>> start EXTRACTED DATA

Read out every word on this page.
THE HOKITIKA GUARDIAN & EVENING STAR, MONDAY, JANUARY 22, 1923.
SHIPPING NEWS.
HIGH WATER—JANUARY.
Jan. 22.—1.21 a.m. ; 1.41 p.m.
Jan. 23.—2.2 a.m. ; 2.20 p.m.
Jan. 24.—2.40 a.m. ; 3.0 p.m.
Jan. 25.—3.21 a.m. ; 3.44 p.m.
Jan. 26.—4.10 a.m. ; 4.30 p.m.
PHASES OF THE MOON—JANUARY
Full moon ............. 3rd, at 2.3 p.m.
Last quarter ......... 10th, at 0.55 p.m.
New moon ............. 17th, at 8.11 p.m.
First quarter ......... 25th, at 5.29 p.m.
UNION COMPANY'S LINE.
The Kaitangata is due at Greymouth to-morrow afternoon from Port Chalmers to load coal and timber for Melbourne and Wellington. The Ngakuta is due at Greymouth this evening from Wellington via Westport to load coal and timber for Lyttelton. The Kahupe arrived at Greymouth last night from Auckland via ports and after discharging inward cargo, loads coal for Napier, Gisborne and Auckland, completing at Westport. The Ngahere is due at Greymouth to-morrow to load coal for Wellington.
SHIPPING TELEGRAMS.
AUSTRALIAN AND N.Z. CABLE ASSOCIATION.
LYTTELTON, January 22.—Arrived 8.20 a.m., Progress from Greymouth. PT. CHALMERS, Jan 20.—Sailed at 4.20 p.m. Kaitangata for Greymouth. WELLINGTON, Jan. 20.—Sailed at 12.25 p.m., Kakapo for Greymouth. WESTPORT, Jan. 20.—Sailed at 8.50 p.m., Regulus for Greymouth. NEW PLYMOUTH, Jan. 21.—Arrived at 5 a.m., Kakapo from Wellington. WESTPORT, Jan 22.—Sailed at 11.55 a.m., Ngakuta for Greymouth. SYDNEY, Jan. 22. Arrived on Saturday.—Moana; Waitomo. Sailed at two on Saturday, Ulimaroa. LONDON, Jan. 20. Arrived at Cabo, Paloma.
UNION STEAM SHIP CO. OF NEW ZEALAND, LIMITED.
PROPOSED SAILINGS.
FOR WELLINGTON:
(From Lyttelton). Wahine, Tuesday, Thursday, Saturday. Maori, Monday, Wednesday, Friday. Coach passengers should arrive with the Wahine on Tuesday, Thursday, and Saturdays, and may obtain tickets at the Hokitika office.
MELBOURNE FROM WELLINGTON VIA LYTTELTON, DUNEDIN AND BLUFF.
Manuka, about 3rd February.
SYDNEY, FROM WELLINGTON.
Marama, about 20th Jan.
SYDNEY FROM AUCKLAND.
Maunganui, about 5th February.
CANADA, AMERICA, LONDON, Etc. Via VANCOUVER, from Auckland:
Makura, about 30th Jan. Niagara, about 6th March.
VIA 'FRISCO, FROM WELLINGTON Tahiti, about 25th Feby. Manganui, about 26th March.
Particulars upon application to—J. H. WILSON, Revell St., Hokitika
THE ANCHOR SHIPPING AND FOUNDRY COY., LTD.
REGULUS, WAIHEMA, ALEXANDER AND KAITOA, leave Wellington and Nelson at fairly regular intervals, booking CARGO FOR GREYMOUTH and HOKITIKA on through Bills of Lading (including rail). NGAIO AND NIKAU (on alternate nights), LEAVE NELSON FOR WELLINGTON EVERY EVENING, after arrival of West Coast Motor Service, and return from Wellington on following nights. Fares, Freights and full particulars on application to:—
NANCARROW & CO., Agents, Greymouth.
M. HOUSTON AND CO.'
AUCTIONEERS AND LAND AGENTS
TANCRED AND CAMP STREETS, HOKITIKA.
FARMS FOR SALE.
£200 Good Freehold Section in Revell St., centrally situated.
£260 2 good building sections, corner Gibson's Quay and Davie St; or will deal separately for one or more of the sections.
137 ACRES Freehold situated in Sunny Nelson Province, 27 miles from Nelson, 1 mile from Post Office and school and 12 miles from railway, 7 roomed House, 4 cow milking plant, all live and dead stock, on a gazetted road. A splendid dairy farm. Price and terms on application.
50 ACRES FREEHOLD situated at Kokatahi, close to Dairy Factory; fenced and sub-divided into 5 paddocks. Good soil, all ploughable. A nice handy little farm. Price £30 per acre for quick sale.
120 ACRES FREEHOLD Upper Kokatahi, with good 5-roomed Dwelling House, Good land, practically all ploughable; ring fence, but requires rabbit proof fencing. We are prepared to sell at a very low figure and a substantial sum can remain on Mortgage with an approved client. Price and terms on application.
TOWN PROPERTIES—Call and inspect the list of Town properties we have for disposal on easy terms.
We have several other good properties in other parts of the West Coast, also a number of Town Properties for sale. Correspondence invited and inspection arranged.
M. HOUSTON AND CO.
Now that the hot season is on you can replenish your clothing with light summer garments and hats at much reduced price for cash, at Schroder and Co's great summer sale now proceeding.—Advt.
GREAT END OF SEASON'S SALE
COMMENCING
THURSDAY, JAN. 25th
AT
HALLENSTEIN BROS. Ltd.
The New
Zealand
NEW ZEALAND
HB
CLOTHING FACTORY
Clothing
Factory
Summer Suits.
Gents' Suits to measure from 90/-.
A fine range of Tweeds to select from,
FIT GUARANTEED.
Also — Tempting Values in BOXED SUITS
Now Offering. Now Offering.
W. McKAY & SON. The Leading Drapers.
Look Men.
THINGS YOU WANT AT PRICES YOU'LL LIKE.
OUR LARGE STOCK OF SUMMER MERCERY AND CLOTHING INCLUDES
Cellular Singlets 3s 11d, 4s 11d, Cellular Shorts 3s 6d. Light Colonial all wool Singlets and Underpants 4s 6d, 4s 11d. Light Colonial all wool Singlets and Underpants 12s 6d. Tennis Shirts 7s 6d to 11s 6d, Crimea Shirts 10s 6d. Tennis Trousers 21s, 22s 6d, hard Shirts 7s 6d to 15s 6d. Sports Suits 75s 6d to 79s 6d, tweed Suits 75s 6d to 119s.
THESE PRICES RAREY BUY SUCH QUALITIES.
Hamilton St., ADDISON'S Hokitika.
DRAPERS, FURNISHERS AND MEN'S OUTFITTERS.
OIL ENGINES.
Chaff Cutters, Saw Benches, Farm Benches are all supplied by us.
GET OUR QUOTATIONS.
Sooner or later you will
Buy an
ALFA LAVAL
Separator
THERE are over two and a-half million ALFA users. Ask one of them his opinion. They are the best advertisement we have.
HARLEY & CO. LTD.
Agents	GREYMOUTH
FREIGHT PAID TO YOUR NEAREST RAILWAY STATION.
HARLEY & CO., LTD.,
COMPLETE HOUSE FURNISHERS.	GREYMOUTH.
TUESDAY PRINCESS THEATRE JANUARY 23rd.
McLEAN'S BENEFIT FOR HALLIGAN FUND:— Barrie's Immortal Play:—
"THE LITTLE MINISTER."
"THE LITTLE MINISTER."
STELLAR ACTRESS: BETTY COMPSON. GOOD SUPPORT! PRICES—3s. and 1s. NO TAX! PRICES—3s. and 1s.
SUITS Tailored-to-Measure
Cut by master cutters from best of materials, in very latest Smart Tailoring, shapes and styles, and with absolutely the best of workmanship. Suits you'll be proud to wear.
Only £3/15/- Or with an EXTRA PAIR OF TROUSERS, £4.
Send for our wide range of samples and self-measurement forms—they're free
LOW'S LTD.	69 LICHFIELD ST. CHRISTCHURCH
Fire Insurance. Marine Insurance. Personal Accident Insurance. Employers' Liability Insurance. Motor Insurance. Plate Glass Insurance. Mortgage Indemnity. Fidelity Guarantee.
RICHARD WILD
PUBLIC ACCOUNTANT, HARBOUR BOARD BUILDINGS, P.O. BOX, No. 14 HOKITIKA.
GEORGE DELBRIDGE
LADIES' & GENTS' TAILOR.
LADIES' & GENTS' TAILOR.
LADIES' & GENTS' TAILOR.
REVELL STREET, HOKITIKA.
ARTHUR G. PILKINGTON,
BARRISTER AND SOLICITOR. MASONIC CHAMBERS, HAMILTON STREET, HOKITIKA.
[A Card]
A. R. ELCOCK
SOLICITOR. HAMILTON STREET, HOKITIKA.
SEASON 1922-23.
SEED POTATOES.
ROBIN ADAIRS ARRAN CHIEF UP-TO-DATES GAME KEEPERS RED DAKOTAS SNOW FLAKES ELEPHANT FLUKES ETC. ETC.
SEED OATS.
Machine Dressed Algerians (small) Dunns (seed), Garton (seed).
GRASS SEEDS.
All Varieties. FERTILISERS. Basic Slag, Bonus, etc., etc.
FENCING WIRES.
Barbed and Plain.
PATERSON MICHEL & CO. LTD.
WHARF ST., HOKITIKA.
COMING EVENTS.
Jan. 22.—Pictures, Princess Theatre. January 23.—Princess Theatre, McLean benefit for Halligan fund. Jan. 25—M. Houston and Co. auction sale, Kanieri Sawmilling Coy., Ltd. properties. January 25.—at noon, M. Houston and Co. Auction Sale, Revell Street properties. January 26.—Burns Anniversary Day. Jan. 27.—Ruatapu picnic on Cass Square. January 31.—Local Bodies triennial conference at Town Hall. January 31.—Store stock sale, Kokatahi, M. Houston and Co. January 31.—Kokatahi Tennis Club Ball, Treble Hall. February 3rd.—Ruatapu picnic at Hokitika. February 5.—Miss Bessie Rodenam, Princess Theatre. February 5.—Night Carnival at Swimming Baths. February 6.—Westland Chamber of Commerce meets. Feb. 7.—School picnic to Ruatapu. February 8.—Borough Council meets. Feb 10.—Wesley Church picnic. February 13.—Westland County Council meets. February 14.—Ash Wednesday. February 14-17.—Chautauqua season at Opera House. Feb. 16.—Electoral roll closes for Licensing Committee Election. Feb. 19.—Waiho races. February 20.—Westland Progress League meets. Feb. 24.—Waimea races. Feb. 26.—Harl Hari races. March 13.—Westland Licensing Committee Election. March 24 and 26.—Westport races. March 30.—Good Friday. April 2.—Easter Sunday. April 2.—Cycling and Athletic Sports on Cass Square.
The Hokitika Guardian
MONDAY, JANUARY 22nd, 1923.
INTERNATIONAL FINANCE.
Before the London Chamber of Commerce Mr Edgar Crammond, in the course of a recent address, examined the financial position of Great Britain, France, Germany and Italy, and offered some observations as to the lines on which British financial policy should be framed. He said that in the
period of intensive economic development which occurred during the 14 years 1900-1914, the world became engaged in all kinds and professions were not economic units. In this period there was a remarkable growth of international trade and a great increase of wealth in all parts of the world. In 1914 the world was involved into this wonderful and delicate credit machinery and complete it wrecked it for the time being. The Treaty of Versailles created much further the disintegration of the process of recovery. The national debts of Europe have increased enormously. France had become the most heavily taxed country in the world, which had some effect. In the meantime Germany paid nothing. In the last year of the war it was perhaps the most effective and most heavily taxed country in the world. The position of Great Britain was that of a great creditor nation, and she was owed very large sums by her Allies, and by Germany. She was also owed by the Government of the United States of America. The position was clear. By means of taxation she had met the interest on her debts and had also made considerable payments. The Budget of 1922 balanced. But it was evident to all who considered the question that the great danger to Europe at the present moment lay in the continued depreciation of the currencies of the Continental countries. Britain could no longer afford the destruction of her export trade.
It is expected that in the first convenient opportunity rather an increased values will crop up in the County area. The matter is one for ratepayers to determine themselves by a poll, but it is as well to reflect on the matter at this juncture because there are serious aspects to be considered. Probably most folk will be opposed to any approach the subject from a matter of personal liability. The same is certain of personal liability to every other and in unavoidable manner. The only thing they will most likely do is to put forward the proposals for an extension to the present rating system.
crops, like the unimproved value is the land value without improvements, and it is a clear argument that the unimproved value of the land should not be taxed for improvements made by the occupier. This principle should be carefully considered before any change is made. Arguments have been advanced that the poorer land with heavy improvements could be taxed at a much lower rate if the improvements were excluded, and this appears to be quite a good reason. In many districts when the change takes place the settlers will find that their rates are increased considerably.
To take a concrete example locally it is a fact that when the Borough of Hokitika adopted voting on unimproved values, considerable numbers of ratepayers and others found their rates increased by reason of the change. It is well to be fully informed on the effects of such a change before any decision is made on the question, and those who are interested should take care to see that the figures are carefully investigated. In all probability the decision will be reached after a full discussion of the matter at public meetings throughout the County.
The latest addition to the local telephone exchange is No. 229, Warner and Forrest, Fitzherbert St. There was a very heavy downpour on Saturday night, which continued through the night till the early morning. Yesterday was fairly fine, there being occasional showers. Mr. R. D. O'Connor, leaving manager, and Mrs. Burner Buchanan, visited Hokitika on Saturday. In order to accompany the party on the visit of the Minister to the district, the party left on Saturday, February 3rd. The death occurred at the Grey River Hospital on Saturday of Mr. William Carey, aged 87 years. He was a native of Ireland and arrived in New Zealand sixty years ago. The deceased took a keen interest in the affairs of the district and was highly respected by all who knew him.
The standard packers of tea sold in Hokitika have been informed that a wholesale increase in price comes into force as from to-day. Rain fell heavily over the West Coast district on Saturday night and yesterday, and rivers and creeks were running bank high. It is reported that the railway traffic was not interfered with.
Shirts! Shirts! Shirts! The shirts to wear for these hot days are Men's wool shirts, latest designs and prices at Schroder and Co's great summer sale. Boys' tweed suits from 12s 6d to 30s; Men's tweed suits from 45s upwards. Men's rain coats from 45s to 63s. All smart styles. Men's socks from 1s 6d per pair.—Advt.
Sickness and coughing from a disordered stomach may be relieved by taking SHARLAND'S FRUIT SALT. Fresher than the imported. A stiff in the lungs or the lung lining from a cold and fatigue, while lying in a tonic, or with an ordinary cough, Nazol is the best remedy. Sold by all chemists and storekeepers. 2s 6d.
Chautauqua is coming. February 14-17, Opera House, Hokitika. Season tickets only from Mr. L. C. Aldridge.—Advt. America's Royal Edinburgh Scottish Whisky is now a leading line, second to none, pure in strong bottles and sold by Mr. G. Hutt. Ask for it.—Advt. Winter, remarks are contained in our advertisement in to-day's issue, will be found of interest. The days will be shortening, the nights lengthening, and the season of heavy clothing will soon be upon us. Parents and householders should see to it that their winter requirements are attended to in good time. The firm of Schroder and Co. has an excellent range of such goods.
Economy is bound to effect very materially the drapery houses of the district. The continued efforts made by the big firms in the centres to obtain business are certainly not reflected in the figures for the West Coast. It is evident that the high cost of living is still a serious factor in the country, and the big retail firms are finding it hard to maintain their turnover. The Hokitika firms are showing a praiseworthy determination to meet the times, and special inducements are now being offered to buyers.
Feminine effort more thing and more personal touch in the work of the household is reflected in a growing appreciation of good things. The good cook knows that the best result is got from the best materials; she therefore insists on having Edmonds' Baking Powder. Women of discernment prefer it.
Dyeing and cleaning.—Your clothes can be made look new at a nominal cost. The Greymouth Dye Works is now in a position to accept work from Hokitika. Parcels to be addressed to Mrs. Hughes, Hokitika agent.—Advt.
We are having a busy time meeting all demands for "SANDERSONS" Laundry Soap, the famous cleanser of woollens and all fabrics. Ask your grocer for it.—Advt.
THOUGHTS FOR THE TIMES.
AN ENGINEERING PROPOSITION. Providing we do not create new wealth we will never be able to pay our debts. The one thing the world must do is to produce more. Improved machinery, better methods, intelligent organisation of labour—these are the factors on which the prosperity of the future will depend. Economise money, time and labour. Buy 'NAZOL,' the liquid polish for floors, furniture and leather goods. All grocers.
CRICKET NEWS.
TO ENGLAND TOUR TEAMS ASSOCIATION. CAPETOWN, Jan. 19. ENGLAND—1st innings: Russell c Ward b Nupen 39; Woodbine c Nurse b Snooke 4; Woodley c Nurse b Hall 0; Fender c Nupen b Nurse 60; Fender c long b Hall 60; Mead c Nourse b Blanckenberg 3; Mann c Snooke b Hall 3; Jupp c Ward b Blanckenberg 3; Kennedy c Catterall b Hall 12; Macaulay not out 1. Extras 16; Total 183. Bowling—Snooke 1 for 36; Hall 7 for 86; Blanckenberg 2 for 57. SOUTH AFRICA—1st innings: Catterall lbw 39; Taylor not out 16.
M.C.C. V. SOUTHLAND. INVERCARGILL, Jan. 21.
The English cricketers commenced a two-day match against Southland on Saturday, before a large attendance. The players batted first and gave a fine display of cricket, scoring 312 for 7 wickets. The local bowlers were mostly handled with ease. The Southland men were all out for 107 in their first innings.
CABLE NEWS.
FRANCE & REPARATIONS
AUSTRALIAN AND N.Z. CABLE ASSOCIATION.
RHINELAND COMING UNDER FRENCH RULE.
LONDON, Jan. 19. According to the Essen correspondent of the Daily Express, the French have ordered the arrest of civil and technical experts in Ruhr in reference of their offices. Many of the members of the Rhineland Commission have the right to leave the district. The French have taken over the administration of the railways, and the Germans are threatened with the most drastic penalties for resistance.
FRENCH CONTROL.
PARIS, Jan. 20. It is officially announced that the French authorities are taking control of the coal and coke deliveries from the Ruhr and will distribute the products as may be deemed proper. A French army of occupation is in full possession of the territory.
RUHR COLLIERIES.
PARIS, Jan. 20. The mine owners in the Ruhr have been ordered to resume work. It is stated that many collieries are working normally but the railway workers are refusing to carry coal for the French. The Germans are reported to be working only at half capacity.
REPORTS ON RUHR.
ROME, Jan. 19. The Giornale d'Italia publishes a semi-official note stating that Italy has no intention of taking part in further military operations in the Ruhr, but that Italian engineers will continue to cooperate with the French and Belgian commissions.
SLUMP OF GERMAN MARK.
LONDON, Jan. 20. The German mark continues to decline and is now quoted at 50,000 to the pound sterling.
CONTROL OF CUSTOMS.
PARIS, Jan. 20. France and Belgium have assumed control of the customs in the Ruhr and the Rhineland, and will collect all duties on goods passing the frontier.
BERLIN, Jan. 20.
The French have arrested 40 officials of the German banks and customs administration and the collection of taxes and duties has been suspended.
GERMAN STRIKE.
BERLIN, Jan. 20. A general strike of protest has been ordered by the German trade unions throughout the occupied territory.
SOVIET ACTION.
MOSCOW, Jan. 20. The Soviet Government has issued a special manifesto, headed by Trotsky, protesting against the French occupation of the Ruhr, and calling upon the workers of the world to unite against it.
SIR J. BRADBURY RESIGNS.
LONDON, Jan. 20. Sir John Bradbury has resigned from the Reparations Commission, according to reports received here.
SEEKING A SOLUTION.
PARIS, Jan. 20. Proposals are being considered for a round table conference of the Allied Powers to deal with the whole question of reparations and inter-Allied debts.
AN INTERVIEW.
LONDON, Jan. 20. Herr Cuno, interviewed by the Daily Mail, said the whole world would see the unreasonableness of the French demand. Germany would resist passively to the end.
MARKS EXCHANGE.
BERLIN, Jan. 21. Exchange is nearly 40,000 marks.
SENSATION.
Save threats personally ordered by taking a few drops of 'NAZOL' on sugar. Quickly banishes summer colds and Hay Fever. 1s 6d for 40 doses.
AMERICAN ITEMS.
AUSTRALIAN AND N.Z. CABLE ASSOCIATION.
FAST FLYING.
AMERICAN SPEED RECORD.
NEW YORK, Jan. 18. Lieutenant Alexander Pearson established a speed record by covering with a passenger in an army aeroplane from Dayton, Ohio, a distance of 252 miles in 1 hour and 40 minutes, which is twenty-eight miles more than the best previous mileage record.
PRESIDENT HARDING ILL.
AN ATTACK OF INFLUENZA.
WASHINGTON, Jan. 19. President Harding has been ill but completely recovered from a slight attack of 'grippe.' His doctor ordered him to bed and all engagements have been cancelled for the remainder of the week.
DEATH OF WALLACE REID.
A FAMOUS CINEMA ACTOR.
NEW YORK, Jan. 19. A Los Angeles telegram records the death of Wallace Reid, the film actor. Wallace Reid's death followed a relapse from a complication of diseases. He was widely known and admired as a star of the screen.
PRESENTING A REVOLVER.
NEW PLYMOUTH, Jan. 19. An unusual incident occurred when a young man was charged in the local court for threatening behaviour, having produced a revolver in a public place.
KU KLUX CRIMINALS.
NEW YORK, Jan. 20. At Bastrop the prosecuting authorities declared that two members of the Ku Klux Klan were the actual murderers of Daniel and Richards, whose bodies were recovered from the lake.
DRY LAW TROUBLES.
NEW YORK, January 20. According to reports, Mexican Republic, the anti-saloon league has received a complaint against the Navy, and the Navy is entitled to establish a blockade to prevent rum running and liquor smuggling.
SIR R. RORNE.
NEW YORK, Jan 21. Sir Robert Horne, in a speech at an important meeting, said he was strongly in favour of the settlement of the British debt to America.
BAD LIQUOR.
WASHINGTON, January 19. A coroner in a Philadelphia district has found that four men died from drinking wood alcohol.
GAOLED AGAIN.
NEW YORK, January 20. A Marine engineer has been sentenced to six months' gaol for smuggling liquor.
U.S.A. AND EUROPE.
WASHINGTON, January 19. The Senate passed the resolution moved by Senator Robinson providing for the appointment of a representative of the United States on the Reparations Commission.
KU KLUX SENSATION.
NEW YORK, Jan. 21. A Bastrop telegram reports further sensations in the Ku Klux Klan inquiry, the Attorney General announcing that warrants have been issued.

>> end EXTRACTED DATA

STATED PROBLEM: Find the string "quarter" in the listing and return every line that holds it.

COMPLETE OUTPUT:
Last quarter ......... 10th, at 0.55 p.m.
First quarter ......... 25th, at 5.29 p.m.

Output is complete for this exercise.